The exercise – Quote the records in full and leave their pictures out.

Records supplied –
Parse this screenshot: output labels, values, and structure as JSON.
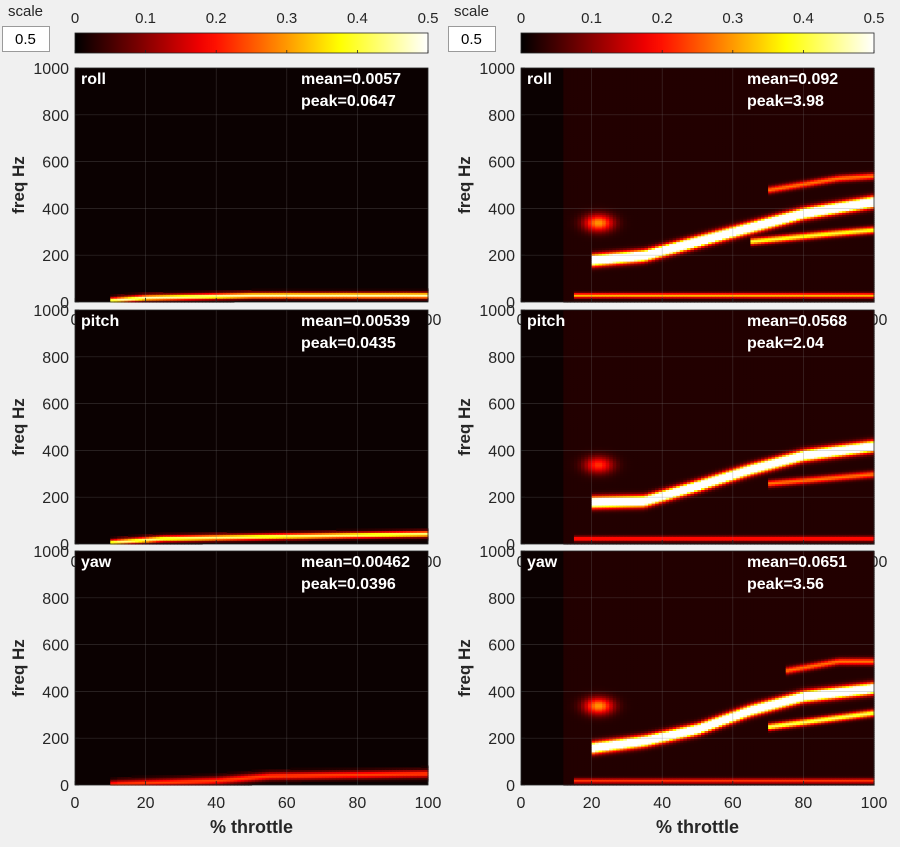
{
  "scale_controls": [
    {
      "label": "scale",
      "value": "0.5"
    },
    {
      "label": "scale",
      "value": "0.5"
    }
  ],
  "colorbar": {
    "ticks": [
      "0",
      "0.1",
      "0.2",
      "0.3",
      "0.4",
      "0.5"
    ],
    "range": [
      0,
      0.5
    ],
    "colormap": "hot"
  },
  "chart_data": [
    {
      "type": "heatmap",
      "column": "left",
      "label": "roll",
      "mean": "mean=0.0057",
      "peak": "peak=0.0647",
      "xlabel": "",
      "ylabel": "freq Hz",
      "xlim": [
        0,
        100
      ],
      "ylim": [
        0,
        1000
      ],
      "xticks": [
        "0",
        "20",
        "40",
        "60",
        "80",
        "100"
      ],
      "yticks": [
        "0",
        "200",
        "400",
        "600",
        "800",
        "1000"
      ],
      "features": [
        {
          "kind": "line",
          "points": [
            [
              10,
              8
            ],
            [
              20,
              20
            ],
            [
              50,
              30
            ],
            [
              100,
              30
            ]
          ],
          "intensity": 0.9,
          "hz_width": 12
        }
      ]
    },
    {
      "type": "heatmap",
      "column": "left",
      "label": "pitch",
      "mean": "mean=0.00539",
      "peak": "peak=0.0435",
      "xlabel": "",
      "ylabel": "freq Hz",
      "xlim": [
        0,
        100
      ],
      "ylim": [
        0,
        1000
      ],
      "xticks": [
        "0",
        "20",
        "40",
        "60",
        "80",
        "100"
      ],
      "yticks": [
        "0",
        "200",
        "400",
        "600",
        "800",
        "1000"
      ],
      "features": [
        {
          "kind": "line",
          "points": [
            [
              10,
              8
            ],
            [
              25,
              25
            ],
            [
              60,
              35
            ],
            [
              100,
              45
            ]
          ],
          "intensity": 0.85,
          "hz_width": 12
        }
      ]
    },
    {
      "type": "heatmap",
      "column": "left",
      "label": "yaw",
      "mean": "mean=0.00462",
      "peak": "peak=0.0396",
      "xlabel": "% throttle",
      "ylabel": "freq Hz",
      "xlim": [
        0,
        100
      ],
      "ylim": [
        0,
        1000
      ],
      "xticks": [
        "0",
        "20",
        "40",
        "60",
        "80",
        "100"
      ],
      "yticks": [
        "0",
        "200",
        "400",
        "600",
        "800",
        "1000"
      ],
      "features": [
        {
          "kind": "line",
          "points": [
            [
              10,
              5
            ],
            [
              40,
              20
            ],
            [
              55,
              40
            ],
            [
              100,
              50
            ]
          ],
          "intensity": 0.45,
          "hz_width": 16
        }
      ]
    },
    {
      "type": "heatmap",
      "column": "right",
      "label": "roll",
      "mean": "mean=0.092",
      "peak": "peak=3.98",
      "xlabel": "",
      "ylabel": "freq Hz",
      "xlim": [
        0,
        100
      ],
      "ylim": [
        0,
        1000
      ],
      "xticks": [
        "0",
        "20",
        "40",
        "60",
        "80",
        "100"
      ],
      "yticks": [
        "0",
        "200",
        "400",
        "600",
        "800",
        "1000"
      ],
      "features": [
        {
          "kind": "line",
          "points": [
            [
              20,
              180
            ],
            [
              35,
              200
            ],
            [
              50,
              260
            ],
            [
              65,
              320
            ],
            [
              80,
              380
            ],
            [
              100,
              430
            ]
          ],
          "intensity": 1.6,
          "hz_width": 22
        },
        {
          "kind": "line",
          "points": [
            [
              65,
              260
            ],
            [
              85,
              290
            ],
            [
              100,
              310
            ]
          ],
          "intensity": 0.75,
          "hz_width": 14
        },
        {
          "kind": "line",
          "points": [
            [
              70,
              480
            ],
            [
              90,
              530
            ],
            [
              100,
              540
            ]
          ],
          "intensity": 0.5,
          "hz_width": 14
        },
        {
          "kind": "blob",
          "x": 22,
          "hz": 340,
          "sx": 4,
          "sy": 35,
          "intensity": 0.55
        },
        {
          "kind": "line",
          "points": [
            [
              15,
              30
            ],
            [
              100,
              30
            ]
          ],
          "intensity": 0.6,
          "hz_width": 10
        }
      ]
    },
    {
      "type": "heatmap",
      "column": "right",
      "label": "pitch",
      "mean": "mean=0.0568",
      "peak": "peak=2.04",
      "xlabel": "",
      "ylabel": "freq Hz",
      "xlim": [
        0,
        100
      ],
      "ylim": [
        0,
        1000
      ],
      "xticks": [
        "0",
        "20",
        "40",
        "60",
        "80",
        "100"
      ],
      "yticks": [
        "0",
        "200",
        "400",
        "600",
        "800",
        "1000"
      ],
      "features": [
        {
          "kind": "line",
          "points": [
            [
              20,
              180
            ],
            [
              35,
              185
            ],
            [
              50,
              250
            ],
            [
              65,
              320
            ],
            [
              80,
              380
            ],
            [
              100,
              420
            ]
          ],
          "intensity": 1.5,
          "hz_width": 22
        },
        {
          "kind": "line",
          "points": [
            [
              70,
              260
            ],
            [
              100,
              300
            ]
          ],
          "intensity": 0.5,
          "hz_width": 14
        },
        {
          "kind": "blob",
          "x": 22,
          "hz": 340,
          "sx": 4,
          "sy": 35,
          "intensity": 0.4
        },
        {
          "kind": "line",
          "points": [
            [
              15,
              25
            ],
            [
              100,
              25
            ]
          ],
          "intensity": 0.4,
          "hz_width": 10
        }
      ]
    },
    {
      "type": "heatmap",
      "column": "right",
      "label": "yaw",
      "mean": "mean=0.0651",
      "peak": "peak=3.56",
      "xlabel": "% throttle",
      "ylabel": "freq Hz",
      "xlim": [
        0,
        100
      ],
      "ylim": [
        0,
        1000
      ],
      "xticks": [
        "0",
        "20",
        "40",
        "60",
        "80",
        "100"
      ],
      "yticks": [
        "0",
        "200",
        "400",
        "600",
        "800",
        "1000"
      ],
      "features": [
        {
          "kind": "line",
          "points": [
            [
              20,
              160
            ],
            [
              35,
              190
            ],
            [
              50,
              240
            ],
            [
              65,
              320
            ],
            [
              80,
              380
            ],
            [
              100,
              415
            ]
          ],
          "intensity": 1.5,
          "hz_width": 22
        },
        {
          "kind": "line",
          "points": [
            [
              70,
              250
            ],
            [
              85,
              280
            ],
            [
              100,
              310
            ]
          ],
          "intensity": 0.8,
          "hz_width": 14
        },
        {
          "kind": "line",
          "points": [
            [
              75,
              490
            ],
            [
              90,
              530
            ],
            [
              100,
              530
            ]
          ],
          "intensity": 0.5,
          "hz_width": 14
        },
        {
          "kind": "blob",
          "x": 22,
          "hz": 340,
          "sx": 4,
          "sy": 35,
          "intensity": 0.55
        },
        {
          "kind": "line",
          "points": [
            [
              15,
              20
            ],
            [
              100,
              20
            ]
          ],
          "intensity": 0.4,
          "hz_width": 10
        }
      ]
    }
  ]
}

The completed task –
Parse this screenshot: output labels, values, and structure as JSON.
{
  "scale_controls": [
    {
      "label": "scale",
      "value": "0.5"
    },
    {
      "label": "scale",
      "value": "0.5"
    }
  ],
  "colorbar": {
    "ticks": [
      "0",
      "0.1",
      "0.2",
      "0.3",
      "0.4",
      "0.5"
    ],
    "range": [
      0,
      0.5
    ],
    "colormap": "hot"
  },
  "chart_data": [
    {
      "type": "heatmap",
      "column": "left",
      "label": "roll",
      "mean": "mean=0.0057",
      "peak": "peak=0.0647",
      "xlabel": "",
      "ylabel": "freq Hz",
      "xlim": [
        0,
        100
      ],
      "ylim": [
        0,
        1000
      ],
      "xticks": [
        "0",
        "20",
        "40",
        "60",
        "80",
        "100"
      ],
      "yticks": [
        "0",
        "200",
        "400",
        "600",
        "800",
        "1000"
      ],
      "features": [
        {
          "kind": "line",
          "points": [
            [
              10,
              8
            ],
            [
              20,
              20
            ],
            [
              50,
              30
            ],
            [
              100,
              30
            ]
          ],
          "intensity": 0.9,
          "hz_width": 12
        }
      ]
    },
    {
      "type": "heatmap",
      "column": "left",
      "label": "pitch",
      "mean": "mean=0.00539",
      "peak": "peak=0.0435",
      "xlabel": "",
      "ylabel": "freq Hz",
      "xlim": [
        0,
        100
      ],
      "ylim": [
        0,
        1000
      ],
      "xticks": [
        "0",
        "20",
        "40",
        "60",
        "80",
        "100"
      ],
      "yticks": [
        "0",
        "200",
        "400",
        "600",
        "800",
        "1000"
      ],
      "features": [
        {
          "kind": "line",
          "points": [
            [
              10,
              8
            ],
            [
              25,
              25
            ],
            [
              60,
              35
            ],
            [
              100,
              45
            ]
          ],
          "intensity": 0.85,
          "hz_width": 12
        }
      ]
    },
    {
      "type": "heatmap",
      "column": "left",
      "label": "yaw",
      "mean": "mean=0.00462",
      "peak": "peak=0.0396",
      "xlabel": "% throttle",
      "ylabel": "freq Hz",
      "xlim": [
        0,
        100
      ],
      "ylim": [
        0,
        1000
      ],
      "xticks": [
        "0",
        "20",
        "40",
        "60",
        "80",
        "100"
      ],
      "yticks": [
        "0",
        "200",
        "400",
        "600",
        "800",
        "1000"
      ],
      "features": [
        {
          "kind": "line",
          "points": [
            [
              10,
              5
            ],
            [
              40,
              20
            ],
            [
              55,
              40
            ],
            [
              100,
              50
            ]
          ],
          "intensity": 0.45,
          "hz_width": 16
        }
      ]
    },
    {
      "type": "heatmap",
      "column": "right",
      "label": "roll",
      "mean": "mean=0.092",
      "peak": "peak=3.98",
      "xlabel": "",
      "ylabel": "freq Hz",
      "xlim": [
        0,
        100
      ],
      "ylim": [
        0,
        1000
      ],
      "xticks": [
        "0",
        "20",
        "40",
        "60",
        "80",
        "100"
      ],
      "yticks": [
        "0",
        "200",
        "400",
        "600",
        "800",
        "1000"
      ],
      "features": [
        {
          "kind": "line",
          "points": [
            [
              20,
              180
            ],
            [
              35,
              200
            ],
            [
              50,
              260
            ],
            [
              65,
              320
            ],
            [
              80,
              380
            ],
            [
              100,
              430
            ]
          ],
          "intensity": 1.6,
          "hz_width": 22
        },
        {
          "kind": "line",
          "points": [
            [
              65,
              260
            ],
            [
              85,
              290
            ],
            [
              100,
              310
            ]
          ],
          "intensity": 0.75,
          "hz_width": 14
        },
        {
          "kind": "line",
          "points": [
            [
              70,
              480
            ],
            [
              90,
              530
            ],
            [
              100,
              540
            ]
          ],
          "intensity": 0.5,
          "hz_width": 14
        },
        {
          "kind": "blob",
          "x": 22,
          "hz": 340,
          "sx": 4,
          "sy": 35,
          "intensity": 0.55
        },
        {
          "kind": "line",
          "points": [
            [
              15,
              30
            ],
            [
              100,
              30
            ]
          ],
          "intensity": 0.6,
          "hz_width": 10
        }
      ]
    },
    {
      "type": "heatmap",
      "column": "right",
      "label": "pitch",
      "mean": "mean=0.0568",
      "peak": "peak=2.04",
      "xlabel": "",
      "ylabel": "freq Hz",
      "xlim": [
        0,
        100
      ],
      "ylim": [
        0,
        1000
      ],
      "xticks": [
        "0",
        "20",
        "40",
        "60",
        "80",
        "100"
      ],
      "yticks": [
        "0",
        "200",
        "400",
        "600",
        "800",
        "1000"
      ],
      "features": [
        {
          "kind": "line",
          "points": [
            [
              20,
              180
            ],
            [
              35,
              185
            ],
            [
              50,
              250
            ],
            [
              65,
              320
            ],
            [
              80,
              380
            ],
            [
              100,
              420
            ]
          ],
          "intensity": 1.5,
          "hz_width": 22
        },
        {
          "kind": "line",
          "points": [
            [
              70,
              260
            ],
            [
              100,
              300
            ]
          ],
          "intensity": 0.5,
          "hz_width": 14
        },
        {
          "kind": "blob",
          "x": 22,
          "hz": 340,
          "sx": 4,
          "sy": 35,
          "intensity": 0.4
        },
        {
          "kind": "line",
          "points": [
            [
              15,
              25
            ],
            [
              100,
              25
            ]
          ],
          "intensity": 0.4,
          "hz_width": 10
        }
      ]
    },
    {
      "type": "heatmap",
      "column": "right",
      "label": "yaw",
      "mean": "mean=0.0651",
      "peak": "peak=3.56",
      "xlabel": "% throttle",
      "ylabel": "freq Hz",
      "xlim": [
        0,
        100
      ],
      "ylim": [
        0,
        1000
      ],
      "xticks": [
        "0",
        "20",
        "40",
        "60",
        "80",
        "100"
      ],
      "yticks": [
        "0",
        "200",
        "400",
        "600",
        "800",
        "1000"
      ],
      "features": [
        {
          "kind": "line",
          "points": [
            [
              20,
              160
            ],
            [
              35,
              190
            ],
            [
              50,
              240
            ],
            [
              65,
              320
            ],
            [
              80,
              380
            ],
            [
              100,
              415
            ]
          ],
          "intensity": 1.5,
          "hz_width": 22
        },
        {
          "kind": "line",
          "points": [
            [
              70,
              250
            ],
            [
              85,
              280
            ],
            [
              100,
              310
            ]
          ],
          "intensity": 0.8,
          "hz_width": 14
        },
        {
          "kind": "line",
          "points": [
            [
              75,
              490
            ],
            [
              90,
              530
            ],
            [
              100,
              530
            ]
          ],
          "intensity": 0.5,
          "hz_width": 14
        },
        {
          "kind": "blob",
          "x": 22,
          "hz": 340,
          "sx": 4,
          "sy": 35,
          "intensity": 0.55
        },
        {
          "kind": "line",
          "points": [
            [
              15,
              20
            ],
            [
              100,
              20
            ]
          ],
          "intensity": 0.4,
          "hz_width": 10
        }
      ]
    }
  ]
}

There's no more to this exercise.